Establish how many lines in the material include the string "θὤτερον" and report it as a lone number.

○ ○ ○ ○

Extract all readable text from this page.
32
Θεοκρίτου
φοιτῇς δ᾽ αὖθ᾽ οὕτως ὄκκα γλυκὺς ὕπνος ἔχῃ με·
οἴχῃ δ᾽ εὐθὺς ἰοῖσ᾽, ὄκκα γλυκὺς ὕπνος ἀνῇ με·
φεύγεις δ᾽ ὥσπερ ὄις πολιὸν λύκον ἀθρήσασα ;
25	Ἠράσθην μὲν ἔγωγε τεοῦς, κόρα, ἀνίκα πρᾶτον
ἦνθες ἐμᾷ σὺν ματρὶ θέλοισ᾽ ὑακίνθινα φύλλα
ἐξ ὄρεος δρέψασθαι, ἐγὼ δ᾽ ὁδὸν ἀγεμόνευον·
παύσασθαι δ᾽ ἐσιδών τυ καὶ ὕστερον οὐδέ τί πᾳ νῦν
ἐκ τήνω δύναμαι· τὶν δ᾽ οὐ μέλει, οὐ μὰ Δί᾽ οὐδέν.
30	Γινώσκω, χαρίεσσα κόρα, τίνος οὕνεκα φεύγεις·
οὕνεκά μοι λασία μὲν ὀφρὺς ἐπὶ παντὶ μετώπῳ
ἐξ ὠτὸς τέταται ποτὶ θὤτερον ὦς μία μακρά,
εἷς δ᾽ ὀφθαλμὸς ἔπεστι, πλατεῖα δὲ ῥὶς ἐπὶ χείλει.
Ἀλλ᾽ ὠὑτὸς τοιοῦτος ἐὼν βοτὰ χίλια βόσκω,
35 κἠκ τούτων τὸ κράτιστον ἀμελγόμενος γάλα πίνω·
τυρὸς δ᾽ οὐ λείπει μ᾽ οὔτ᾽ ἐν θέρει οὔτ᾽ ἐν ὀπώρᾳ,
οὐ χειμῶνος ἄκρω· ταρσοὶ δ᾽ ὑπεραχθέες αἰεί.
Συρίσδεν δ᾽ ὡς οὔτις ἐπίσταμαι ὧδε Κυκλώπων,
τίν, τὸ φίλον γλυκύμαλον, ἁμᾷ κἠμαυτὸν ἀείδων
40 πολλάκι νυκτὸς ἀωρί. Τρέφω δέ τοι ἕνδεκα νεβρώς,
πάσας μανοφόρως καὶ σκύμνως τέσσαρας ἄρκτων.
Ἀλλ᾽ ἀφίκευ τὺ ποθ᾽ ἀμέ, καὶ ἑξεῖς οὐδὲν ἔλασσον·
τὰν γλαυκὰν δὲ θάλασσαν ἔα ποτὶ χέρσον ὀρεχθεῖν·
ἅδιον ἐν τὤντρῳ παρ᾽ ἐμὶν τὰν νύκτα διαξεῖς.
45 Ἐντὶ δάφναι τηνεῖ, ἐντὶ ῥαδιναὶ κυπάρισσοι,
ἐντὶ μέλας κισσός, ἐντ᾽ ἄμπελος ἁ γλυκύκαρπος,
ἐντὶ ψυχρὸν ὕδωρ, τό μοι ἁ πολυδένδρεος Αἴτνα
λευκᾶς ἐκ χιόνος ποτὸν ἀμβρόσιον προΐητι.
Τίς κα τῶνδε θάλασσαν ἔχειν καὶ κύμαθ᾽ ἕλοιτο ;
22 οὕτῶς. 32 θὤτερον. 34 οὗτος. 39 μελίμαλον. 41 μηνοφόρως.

○ ○ ○ ○

_RESPONSE_
2